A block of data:

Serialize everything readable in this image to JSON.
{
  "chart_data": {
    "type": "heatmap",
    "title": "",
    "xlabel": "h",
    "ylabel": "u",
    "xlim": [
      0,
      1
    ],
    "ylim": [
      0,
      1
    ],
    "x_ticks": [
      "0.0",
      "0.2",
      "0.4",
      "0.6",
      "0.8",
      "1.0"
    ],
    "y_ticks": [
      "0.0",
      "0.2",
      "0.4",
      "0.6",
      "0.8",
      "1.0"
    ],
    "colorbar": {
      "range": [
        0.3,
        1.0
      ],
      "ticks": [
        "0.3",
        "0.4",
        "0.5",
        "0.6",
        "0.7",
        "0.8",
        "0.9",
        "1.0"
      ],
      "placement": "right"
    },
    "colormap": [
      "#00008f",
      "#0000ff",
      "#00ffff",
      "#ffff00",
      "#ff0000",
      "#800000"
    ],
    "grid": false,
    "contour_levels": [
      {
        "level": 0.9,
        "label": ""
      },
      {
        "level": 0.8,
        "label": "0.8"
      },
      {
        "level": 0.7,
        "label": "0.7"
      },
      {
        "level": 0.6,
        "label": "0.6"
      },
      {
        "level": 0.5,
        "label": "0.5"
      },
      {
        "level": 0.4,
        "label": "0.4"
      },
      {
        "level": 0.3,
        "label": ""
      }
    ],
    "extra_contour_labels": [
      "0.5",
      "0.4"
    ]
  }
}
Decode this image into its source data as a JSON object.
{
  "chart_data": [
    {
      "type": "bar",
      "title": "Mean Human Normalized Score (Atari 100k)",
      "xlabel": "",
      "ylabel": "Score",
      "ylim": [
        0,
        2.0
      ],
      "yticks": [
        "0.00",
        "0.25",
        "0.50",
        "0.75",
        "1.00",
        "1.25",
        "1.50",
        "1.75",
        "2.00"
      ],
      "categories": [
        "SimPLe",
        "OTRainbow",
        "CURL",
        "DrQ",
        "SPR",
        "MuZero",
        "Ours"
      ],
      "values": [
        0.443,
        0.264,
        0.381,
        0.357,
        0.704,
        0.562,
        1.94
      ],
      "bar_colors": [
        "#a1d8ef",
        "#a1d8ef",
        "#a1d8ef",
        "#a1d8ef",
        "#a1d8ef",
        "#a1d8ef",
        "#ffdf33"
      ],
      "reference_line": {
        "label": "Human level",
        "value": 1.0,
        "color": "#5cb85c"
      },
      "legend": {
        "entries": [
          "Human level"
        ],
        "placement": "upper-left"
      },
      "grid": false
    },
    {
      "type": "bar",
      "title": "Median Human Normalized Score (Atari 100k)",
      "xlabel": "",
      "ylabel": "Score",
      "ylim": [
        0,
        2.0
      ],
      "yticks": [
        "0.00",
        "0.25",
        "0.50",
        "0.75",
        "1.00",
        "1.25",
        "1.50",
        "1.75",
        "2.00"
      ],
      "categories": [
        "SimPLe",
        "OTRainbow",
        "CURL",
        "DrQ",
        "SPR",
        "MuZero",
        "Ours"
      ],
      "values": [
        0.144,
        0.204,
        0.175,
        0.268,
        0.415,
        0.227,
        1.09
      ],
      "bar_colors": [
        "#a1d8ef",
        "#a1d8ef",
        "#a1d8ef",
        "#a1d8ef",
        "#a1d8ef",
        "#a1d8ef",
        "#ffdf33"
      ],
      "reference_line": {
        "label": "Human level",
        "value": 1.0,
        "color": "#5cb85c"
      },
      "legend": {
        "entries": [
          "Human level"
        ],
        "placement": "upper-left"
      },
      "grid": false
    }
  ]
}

→ Task description
Repeat every line of the data, exactly and in full.

→ Complete answer
Serialize everything readable in this image to JSON.
{
  "chart_data": {
    "type": "heatmap",
    "title": "",
    "xlabel": "h",
    "ylabel": "u",
    "xlim": [
      0,
      1
    ],
    "ylim": [
      0,
      1
    ],
    "x_ticks": [
      "0.0",
      "0.2",
      "0.4",
      "0.6",
      "0.8",
      "1.0"
    ],
    "y_ticks": [
      "0.0",
      "0.2",
      "0.4",
      "0.6",
      "0.8",
      "1.0"
    ],
    "colorbar": {
      "range": [
        0.3,
        1.0
      ],
      "ticks": [
        "0.3",
        "0.4",
        "0.5",
        "0.6",
        "0.7",
        "0.8",
        "0.9",
        "1.0"
      ],
      "placement": "right"
    },
    "colormap": [
      "#00008f",
      "#0000ff",
      "#00ffff",
      "#ffff00",
      "#ff0000",
      "#800000"
    ],
    "grid": false,
    "contour_levels": [
      {
        "level": 0.9,
        "label": ""
      },
      {
        "level": 0.8,
        "label": "0.8"
      },
      {
        "level": 0.7,
        "label": "0.7"
      },
      {
        "level": 0.6,
        "label": "0.6"
      },
      {
        "level": 0.5,
        "label": "0.5"
      },
      {
        "level": 0.4,
        "label": "0.4"
      },
      {
        "level": 0.3,
        "label": ""
      }
    ],
    "extra_contour_labels": [
      "0.5",
      "0.4"
    ]
  }
}
Decode this image into its source data as a JSON object.
{
  "chart_data": [
    {
      "type": "bar",
      "title": "Mean Human Normalized Score (Atari 100k)",
      "xlabel": "",
      "ylabel": "Score",
      "ylim": [
        0,
        2.0
      ],
      "yticks": [
        "0.00",
        "0.25",
        "0.50",
        "0.75",
        "1.00",
        "1.25",
        "1.50",
        "1.75",
        "2.00"
      ],
      "categories": [
        "SimPLe",
        "OTRainbow",
        "CURL",
        "DrQ",
        "SPR",
        "MuZero",
        "Ours"
      ],
      "values": [
        0.443,
        0.264,
        0.381,
        0.357,
        0.704,
        0.562,
        1.94
      ],
      "bar_colors": [
        "#a1d8ef",
        "#a1d8ef",
        "#a1d8ef",
        "#a1d8ef",
        "#a1d8ef",
        "#a1d8ef",
        "#ffdf33"
      ],
      "reference_line": {
        "label": "Human level",
        "value": 1.0,
        "color": "#5cb85c"
      },
      "legend": {
        "entries": [
          "Human level"
        ],
        "placement": "upper-left"
      },
      "grid": false
    },
    {
      "type": "bar",
      "title": "Median Human Normalized Score (Atari 100k)",
      "xlabel": "",
      "ylabel": "Score",
      "ylim": [
        0,
        2.0
      ],
      "yticks": [
        "0.00",
        "0.25",
        "0.50",
        "0.75",
        "1.00",
        "1.25",
        "1.50",
        "1.75",
        "2.00"
      ],
      "categories": [
        "SimPLe",
        "OTRainbow",
        "CURL",
        "DrQ",
        "SPR",
        "MuZero",
        "Ours"
      ],
      "values": [
        0.144,
        0.204,
        0.175,
        0.268,
        0.415,
        0.227,
        1.09
      ],
      "bar_colors": [
        "#a1d8ef",
        "#a1d8ef",
        "#a1d8ef",
        "#a1d8ef",
        "#a1d8ef",
        "#a1d8ef",
        "#ffdf33"
      ],
      "reference_line": {
        "label": "Human level",
        "value": 1.0,
        "color": "#5cb85c"
      },
      "legend": {
        "entries": [
          "Human level"
        ],
        "placement": "upper-left"
      },
      "grid": false
    }
  ]
}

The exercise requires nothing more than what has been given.